Provided material:
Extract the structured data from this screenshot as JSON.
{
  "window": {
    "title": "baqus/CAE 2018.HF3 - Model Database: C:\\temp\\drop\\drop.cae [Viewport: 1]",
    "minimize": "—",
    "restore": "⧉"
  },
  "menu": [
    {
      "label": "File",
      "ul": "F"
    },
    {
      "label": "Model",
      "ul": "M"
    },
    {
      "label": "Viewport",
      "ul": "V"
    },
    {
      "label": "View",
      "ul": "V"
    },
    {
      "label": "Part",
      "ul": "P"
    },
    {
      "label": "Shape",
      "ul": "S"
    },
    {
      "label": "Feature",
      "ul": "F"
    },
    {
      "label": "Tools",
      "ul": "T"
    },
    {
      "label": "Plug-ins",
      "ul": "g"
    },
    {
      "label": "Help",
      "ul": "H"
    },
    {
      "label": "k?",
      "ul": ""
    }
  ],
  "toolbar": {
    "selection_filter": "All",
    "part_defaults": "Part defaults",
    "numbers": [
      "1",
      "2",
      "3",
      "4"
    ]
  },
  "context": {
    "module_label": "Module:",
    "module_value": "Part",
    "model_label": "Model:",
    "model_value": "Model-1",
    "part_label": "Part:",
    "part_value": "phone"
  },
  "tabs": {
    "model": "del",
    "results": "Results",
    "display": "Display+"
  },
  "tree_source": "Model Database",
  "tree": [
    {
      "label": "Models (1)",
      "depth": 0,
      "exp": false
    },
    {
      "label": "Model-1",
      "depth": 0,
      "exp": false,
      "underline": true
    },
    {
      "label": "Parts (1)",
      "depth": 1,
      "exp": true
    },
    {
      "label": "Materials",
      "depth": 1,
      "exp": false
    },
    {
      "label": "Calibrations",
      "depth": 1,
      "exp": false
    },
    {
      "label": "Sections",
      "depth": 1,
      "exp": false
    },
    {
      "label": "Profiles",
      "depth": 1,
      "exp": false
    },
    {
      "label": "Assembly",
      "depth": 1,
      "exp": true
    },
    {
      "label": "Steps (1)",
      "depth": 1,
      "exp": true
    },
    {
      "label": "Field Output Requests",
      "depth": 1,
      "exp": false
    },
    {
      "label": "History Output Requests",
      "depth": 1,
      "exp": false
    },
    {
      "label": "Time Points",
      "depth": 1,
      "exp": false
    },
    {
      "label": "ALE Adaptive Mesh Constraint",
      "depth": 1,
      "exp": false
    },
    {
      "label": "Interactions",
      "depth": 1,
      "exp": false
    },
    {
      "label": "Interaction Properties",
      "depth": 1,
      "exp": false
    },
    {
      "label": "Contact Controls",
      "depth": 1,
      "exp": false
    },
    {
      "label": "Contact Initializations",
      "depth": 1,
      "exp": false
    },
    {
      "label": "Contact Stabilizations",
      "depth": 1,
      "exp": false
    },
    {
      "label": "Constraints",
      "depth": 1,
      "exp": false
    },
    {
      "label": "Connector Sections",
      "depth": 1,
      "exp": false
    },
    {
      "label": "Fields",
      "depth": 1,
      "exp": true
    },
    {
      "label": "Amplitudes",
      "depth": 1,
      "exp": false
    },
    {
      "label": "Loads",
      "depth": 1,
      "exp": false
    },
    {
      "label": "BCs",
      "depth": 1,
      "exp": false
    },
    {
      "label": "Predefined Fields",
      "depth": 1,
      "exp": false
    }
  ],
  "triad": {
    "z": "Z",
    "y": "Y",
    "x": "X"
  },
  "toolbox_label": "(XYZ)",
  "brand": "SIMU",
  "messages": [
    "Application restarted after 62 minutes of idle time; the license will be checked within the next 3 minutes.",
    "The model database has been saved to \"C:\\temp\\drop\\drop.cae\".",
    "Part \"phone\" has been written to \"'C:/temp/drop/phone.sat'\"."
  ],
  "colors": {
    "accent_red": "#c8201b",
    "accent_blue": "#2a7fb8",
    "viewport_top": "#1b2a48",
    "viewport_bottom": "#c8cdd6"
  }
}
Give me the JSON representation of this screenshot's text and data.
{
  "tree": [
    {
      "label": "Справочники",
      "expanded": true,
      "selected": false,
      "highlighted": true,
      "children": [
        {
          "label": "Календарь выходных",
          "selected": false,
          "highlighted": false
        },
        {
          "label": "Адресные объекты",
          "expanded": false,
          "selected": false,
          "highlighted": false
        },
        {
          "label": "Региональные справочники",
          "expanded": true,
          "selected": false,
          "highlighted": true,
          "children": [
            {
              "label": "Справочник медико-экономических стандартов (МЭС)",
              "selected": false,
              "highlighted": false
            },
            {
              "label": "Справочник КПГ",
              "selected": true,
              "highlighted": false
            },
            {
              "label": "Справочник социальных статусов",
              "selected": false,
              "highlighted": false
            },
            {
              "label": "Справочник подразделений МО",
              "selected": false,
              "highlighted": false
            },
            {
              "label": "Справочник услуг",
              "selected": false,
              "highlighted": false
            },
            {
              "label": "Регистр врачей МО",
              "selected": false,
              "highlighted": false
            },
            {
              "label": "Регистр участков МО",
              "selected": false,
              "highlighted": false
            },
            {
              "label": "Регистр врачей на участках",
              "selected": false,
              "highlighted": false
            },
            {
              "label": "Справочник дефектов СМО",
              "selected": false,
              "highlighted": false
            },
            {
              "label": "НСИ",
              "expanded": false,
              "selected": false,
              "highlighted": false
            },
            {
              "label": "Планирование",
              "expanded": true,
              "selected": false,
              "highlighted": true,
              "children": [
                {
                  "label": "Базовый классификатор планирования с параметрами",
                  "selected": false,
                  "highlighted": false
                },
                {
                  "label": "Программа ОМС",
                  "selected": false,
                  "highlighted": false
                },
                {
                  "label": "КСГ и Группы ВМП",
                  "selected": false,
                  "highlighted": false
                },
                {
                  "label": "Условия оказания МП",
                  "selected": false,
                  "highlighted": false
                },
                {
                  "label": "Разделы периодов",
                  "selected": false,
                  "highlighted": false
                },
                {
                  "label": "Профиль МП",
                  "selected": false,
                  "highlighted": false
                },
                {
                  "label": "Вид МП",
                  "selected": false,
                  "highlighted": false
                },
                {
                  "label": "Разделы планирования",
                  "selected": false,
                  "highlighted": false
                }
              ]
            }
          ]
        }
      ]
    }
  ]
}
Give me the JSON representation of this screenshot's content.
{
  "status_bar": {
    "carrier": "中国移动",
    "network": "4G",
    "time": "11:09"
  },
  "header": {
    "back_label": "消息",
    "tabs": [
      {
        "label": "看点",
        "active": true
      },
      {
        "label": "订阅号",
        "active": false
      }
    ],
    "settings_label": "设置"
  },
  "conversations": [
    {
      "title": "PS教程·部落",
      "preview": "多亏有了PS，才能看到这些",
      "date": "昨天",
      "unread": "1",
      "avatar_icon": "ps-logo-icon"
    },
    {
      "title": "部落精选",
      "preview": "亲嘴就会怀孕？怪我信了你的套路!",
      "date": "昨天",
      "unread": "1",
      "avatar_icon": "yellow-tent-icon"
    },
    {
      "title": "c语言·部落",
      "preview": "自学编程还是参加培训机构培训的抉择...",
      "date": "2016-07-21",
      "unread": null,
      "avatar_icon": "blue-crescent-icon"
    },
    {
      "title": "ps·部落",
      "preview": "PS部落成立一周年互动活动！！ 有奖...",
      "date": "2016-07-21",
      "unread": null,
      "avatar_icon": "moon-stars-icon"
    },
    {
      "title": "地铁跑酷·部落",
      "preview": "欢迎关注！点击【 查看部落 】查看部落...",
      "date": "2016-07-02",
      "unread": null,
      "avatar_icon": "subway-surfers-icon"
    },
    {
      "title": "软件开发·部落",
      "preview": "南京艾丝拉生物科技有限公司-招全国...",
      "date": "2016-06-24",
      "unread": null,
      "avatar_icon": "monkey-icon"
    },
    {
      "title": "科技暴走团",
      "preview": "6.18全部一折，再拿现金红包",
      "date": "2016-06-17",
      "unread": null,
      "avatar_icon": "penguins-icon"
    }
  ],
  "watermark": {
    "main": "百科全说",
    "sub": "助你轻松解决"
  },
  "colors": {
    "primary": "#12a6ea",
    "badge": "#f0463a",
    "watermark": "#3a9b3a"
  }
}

Brief:
Show every line in the records above that contains the word "representation".

Exercise answer:
Give me the JSON representation of this screenshot's text and data.
Give me the JSON representation of this screenshot's content.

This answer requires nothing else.